───── Data for the task ─────
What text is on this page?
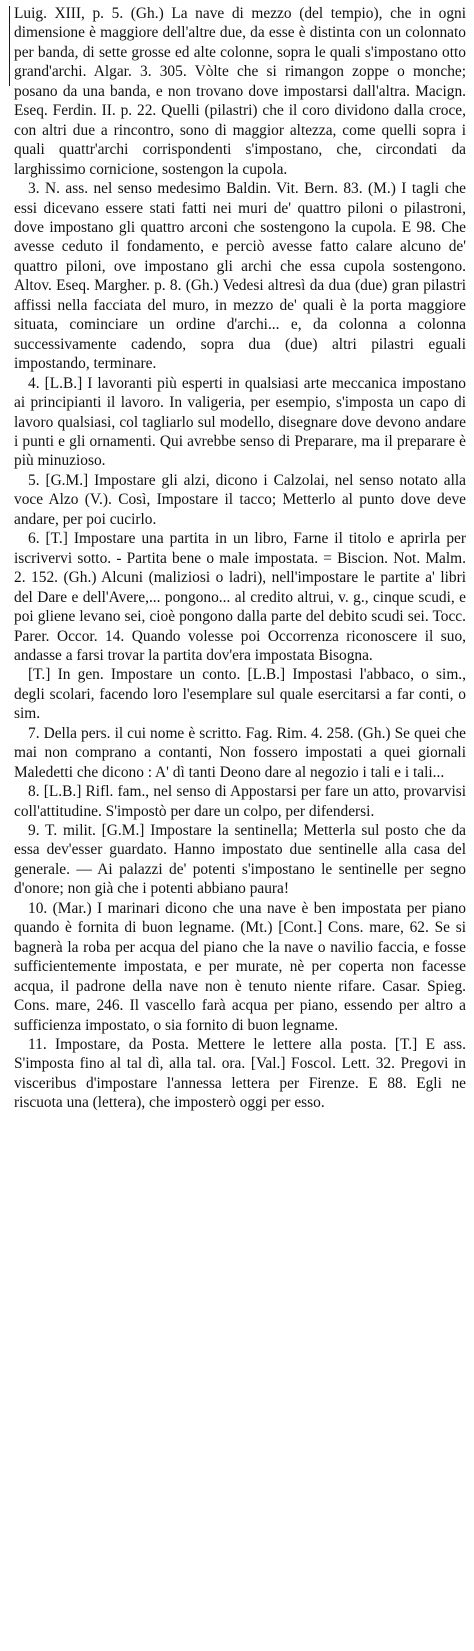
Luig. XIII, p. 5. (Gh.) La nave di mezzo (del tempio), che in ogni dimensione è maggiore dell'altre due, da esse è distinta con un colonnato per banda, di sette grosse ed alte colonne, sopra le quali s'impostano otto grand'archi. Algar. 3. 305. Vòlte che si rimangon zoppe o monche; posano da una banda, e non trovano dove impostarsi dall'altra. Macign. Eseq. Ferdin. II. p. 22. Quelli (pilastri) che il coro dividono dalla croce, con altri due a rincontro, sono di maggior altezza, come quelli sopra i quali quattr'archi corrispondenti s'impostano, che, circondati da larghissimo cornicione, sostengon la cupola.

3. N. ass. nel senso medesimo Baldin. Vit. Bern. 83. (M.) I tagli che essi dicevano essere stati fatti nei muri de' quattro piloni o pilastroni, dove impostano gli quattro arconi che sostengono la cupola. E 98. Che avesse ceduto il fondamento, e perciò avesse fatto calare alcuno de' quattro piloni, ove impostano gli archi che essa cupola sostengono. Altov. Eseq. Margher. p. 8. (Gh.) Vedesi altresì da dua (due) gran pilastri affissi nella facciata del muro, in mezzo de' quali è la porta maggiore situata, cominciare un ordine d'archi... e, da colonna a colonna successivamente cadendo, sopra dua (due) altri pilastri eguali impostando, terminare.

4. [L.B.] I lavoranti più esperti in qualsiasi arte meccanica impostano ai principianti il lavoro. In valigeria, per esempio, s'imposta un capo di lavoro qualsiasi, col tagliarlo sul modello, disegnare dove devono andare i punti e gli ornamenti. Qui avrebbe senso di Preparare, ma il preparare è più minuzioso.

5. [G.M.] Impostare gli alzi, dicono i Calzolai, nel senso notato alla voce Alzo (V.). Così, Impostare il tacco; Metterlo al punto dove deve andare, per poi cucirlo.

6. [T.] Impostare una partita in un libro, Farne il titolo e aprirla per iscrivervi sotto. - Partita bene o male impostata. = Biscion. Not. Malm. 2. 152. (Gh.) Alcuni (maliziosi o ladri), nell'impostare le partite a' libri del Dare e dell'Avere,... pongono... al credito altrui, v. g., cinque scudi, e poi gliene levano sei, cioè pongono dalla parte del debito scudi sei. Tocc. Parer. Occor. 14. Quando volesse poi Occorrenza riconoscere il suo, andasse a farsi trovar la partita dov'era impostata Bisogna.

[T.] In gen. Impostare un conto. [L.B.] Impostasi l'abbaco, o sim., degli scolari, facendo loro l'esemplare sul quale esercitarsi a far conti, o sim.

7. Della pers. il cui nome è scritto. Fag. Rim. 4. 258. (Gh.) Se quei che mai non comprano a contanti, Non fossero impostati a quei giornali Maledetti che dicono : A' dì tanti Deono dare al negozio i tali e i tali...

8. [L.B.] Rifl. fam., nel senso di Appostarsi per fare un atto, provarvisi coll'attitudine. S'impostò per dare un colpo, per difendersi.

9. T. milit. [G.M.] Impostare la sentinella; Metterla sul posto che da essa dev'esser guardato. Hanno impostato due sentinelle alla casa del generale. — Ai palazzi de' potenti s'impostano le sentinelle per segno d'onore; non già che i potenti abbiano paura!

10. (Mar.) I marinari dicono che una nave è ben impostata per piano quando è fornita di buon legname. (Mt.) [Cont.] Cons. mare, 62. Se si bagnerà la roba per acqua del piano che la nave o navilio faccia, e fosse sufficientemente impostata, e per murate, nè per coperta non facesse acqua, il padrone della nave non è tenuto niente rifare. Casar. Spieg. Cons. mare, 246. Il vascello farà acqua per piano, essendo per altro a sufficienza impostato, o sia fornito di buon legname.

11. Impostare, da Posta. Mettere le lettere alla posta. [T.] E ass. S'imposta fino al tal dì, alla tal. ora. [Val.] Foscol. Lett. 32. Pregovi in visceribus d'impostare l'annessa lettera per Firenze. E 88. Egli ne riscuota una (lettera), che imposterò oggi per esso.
─────
Short task: Print all of the entries word for word. Omit the pictures they contain.

Exercise output:
What text is on this page?
Luig. XIII, p. 5. (Gh.) La nave di mezzo (del tempio), che in ogni dimensione è maggiore dell'altre due, da esse è distinta con un colonnato per banda, di sette grosse ed alte colonne, sopra le quali s'impostano otto grand'archi. Algar. 3. 305. Vòlte che si rimangon zoppe o monche; posano da una banda, e non trovano dove impostarsi dall'altra. Macign. Eseq. Ferdin. II. p. 22. Quelli (pilastri) che il coro dividono dalla croce, con altri due a rincontro, sono di maggior altezza, come quelli sopra i quali quattr'archi corrispondenti s'impostano, che, circondati da larghissimo cornicione, sostengon la cupola.

3. N. ass. nel senso medesimo Baldin. Vit. Bern. 83. (M.) I tagli che essi dicevano essere stati fatti nei muri de' quattro piloni o pilastroni, dove impostano gli quattro arconi che sostengono la cupola. E 98. Che avesse ceduto il fondamento, e perciò avesse fatto calare alcuno de' quattro piloni, ove impostano gli archi che essa cupola sostengono. Altov. Eseq. Margher. p. 8. (Gh.) Vedesi altresì da dua (due) gran pilastri affissi nella facciata del muro, in mezzo de' quali è la porta maggiore situata, cominciare un ordine d'archi... e, da colonna a colonna successivamente cadendo, sopra dua (due) altri pilastri eguali impostando, terminare.

4. [L.B.] I lavoranti più esperti in qualsiasi arte meccanica impostano ai principianti il lavoro. In valigeria, per esempio, s'imposta un capo di lavoro qualsiasi, col tagliarlo sul modello, disegnare dove devono andare i punti e gli ornamenti. Qui avrebbe senso di Preparare, ma il preparare è più minuzioso.

5. [G.M.] Impostare gli alzi, dicono i Calzolai, nel senso notato alla voce Alzo (V.). Così, Impostare il tacco; Metterlo al punto dove deve andare, per poi cucirlo.

6. [T.] Impostare una partita in un libro, Farne il titolo e aprirla per iscrivervi sotto. - Partita bene o male impostata. = Biscion. Not. Malm. 2. 152. (Gh.) Alcuni (maliziosi o ladri), nell'impostare le partite a' libri del Dare e dell'Avere,... pongono... al credito altrui, v. g., cinque scudi, e poi gliene levano sei, cioè pongono dalla parte del debito scudi sei. Tocc. Parer. Occor. 14. Quando volesse poi Occorrenza riconoscere il suo, andasse a farsi trovar la partita dov'era impostata Bisogna.

[T.] In gen. Impostare un conto. [L.B.] Impostasi l'abbaco, o sim., degli scolari, facendo loro l'esemplare sul quale esercitarsi a far conti, o sim.

7. Della pers. il cui nome è scritto. Fag. Rim. 4. 258. (Gh.) Se quei che mai non comprano a contanti, Non fossero impostati a quei giornali Maledetti che dicono : A' dì tanti Deono dare al negozio i tali e i tali...

8. [L.B.] Rifl. fam., nel senso di Appostarsi per fare un atto, provarvisi coll'attitudine. S'impostò per dare un colpo, per difendersi.

9. T. milit. [G.M.] Impostare la sentinella; Metterla sul posto che da essa dev'esser guardato. Hanno impostato due sentinelle alla casa del generale. — Ai palazzi de' potenti s'impostano le sentinelle per segno d'onore; non già che i potenti abbiano paura!

10. (Mar.) I marinari dicono che una nave è ben impostata per piano quando è fornita di buon legname. (Mt.) [Cont.] Cons. mare, 62. Se si bagnerà la roba per acqua del piano che la nave o navilio faccia, e fosse sufficientemente impostata, e per murate, nè per coperta non facesse acqua, il padrone della nave non è tenuto niente rifare. Casar. Spieg. Cons. mare, 246. Il vascello farà acqua per piano, essendo per altro a sufficienza impostato, o sia fornito di buon legname.

11. Impostare, da Posta. Mettere le lettere alla posta. [T.] E ass. S'imposta fino al tal dì, alla tal. ora. [Val.] Foscol. Lett. 32. Pregovi in visceribus d'impostare l'annessa lettera per Firenze. E 88. Egli ne riscuota una (lettera), che imposterò oggi per esso.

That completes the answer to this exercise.